Structured figure records
-- Begin --

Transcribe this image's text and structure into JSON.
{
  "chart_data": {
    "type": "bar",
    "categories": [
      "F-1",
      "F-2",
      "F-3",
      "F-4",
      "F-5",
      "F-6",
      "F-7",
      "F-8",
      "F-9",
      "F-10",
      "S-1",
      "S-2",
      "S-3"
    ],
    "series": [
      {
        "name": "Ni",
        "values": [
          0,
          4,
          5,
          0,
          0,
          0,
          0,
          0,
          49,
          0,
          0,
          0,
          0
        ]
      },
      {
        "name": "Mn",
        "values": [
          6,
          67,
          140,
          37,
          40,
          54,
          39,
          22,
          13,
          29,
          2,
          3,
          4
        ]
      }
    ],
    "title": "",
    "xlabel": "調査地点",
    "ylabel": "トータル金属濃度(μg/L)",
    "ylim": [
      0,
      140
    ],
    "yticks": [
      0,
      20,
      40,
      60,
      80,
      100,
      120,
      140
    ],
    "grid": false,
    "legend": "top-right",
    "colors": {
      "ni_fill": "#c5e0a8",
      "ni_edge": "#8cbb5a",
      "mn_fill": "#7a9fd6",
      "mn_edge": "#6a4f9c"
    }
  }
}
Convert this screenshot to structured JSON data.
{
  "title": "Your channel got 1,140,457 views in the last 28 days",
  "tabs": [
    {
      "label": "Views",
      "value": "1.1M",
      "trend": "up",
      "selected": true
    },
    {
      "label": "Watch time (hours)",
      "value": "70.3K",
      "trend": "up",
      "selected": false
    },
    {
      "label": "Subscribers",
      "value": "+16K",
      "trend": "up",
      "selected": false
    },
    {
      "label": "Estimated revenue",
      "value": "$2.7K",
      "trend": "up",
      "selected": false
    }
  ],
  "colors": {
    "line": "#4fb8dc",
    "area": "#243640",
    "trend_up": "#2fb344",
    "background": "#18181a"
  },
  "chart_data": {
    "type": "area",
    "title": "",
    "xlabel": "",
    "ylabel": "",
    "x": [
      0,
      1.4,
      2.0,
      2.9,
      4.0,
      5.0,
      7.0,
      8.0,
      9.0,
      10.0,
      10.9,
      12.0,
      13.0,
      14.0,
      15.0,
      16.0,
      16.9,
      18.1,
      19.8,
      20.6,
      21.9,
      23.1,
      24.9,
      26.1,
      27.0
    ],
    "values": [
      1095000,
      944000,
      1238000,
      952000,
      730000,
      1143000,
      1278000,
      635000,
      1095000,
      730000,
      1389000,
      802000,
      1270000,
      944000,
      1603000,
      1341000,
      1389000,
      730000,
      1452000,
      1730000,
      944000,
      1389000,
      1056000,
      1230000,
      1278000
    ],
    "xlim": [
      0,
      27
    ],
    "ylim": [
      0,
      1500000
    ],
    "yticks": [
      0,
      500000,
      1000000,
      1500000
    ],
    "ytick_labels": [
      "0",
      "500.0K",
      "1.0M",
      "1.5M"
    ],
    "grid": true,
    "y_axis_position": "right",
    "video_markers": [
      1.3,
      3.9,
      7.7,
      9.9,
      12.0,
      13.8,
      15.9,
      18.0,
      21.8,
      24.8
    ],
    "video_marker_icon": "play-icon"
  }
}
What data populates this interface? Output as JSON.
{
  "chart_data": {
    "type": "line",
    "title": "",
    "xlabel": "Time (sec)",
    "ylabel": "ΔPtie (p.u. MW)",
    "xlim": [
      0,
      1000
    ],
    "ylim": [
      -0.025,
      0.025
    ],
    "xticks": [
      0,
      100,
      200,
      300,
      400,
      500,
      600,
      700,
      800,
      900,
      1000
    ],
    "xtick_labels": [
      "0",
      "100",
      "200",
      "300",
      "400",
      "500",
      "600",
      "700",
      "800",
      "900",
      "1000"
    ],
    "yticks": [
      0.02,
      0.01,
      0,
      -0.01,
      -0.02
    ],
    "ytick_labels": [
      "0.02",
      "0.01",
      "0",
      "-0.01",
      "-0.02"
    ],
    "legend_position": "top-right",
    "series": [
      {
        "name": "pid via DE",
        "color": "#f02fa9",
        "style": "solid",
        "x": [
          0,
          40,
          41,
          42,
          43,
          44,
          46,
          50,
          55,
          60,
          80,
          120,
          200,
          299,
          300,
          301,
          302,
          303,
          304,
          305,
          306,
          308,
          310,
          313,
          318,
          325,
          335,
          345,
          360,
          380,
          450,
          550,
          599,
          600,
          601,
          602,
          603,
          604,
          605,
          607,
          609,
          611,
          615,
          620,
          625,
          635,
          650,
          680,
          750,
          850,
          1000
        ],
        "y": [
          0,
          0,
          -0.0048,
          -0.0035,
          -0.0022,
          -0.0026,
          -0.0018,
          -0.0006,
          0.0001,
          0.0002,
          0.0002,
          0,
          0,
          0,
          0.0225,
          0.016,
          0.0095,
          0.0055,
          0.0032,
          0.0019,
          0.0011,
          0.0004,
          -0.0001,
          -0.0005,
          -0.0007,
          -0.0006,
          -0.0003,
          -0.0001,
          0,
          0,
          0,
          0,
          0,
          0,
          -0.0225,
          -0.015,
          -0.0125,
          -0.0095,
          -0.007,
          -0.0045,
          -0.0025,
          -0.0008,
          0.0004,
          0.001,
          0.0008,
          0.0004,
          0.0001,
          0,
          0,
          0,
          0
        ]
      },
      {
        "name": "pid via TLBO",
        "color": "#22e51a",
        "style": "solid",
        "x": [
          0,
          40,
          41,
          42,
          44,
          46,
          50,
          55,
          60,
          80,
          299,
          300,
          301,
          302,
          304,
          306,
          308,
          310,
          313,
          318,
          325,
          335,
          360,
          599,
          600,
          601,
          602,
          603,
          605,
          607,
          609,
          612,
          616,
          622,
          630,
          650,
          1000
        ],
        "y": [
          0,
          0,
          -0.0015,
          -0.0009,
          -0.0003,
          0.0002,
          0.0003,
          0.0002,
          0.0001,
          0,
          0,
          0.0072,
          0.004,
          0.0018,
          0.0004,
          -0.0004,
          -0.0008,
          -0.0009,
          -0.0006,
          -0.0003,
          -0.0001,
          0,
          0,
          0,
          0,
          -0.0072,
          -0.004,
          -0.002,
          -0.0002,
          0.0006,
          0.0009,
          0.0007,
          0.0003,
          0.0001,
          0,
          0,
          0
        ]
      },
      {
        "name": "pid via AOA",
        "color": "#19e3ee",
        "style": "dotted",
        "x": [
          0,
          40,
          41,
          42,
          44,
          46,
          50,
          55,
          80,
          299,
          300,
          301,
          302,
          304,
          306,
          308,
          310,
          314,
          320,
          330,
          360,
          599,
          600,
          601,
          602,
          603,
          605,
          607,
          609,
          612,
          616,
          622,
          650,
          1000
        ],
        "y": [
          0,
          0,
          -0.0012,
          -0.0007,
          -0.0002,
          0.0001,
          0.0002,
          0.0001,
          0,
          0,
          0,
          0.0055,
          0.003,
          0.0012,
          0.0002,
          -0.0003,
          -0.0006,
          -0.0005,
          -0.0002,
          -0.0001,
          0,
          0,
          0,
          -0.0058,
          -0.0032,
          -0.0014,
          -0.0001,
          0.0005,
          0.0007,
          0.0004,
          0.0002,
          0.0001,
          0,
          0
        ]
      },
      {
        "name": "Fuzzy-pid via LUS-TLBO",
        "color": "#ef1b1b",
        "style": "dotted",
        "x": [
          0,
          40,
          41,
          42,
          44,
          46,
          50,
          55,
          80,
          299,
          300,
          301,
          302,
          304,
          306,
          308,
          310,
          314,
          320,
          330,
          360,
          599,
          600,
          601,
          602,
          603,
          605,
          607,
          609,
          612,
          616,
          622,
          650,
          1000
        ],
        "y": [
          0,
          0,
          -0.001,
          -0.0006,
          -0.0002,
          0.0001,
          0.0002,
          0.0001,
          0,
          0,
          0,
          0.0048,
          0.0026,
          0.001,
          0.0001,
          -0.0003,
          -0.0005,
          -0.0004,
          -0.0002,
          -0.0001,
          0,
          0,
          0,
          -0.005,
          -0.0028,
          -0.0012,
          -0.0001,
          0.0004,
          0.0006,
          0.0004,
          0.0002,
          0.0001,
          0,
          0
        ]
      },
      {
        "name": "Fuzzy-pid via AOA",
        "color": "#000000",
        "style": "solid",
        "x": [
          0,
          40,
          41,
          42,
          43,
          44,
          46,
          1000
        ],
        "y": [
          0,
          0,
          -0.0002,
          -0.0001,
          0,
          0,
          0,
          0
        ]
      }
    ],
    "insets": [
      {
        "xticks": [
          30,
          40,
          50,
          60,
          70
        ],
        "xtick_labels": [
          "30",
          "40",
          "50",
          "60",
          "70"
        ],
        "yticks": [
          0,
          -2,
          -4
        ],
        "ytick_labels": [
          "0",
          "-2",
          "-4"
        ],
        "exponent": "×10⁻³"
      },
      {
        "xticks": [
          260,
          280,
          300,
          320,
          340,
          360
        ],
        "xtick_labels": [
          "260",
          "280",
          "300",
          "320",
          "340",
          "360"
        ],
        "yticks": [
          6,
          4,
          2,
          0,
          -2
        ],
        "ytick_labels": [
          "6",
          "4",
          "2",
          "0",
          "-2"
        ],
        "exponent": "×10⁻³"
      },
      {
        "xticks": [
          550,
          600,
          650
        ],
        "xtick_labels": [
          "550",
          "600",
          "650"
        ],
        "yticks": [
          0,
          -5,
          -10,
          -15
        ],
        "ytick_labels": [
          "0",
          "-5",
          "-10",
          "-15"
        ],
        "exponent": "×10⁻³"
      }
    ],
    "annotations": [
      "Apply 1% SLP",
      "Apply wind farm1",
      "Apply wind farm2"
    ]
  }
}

-- End --

Stated problem:
Collect, from the material above, every line containing the word "this".

Result of the task:
Transcribe this image's text and structure into JSON.
Convert this screenshot to structured JSON data.
What data populates this interface? Output as JSON.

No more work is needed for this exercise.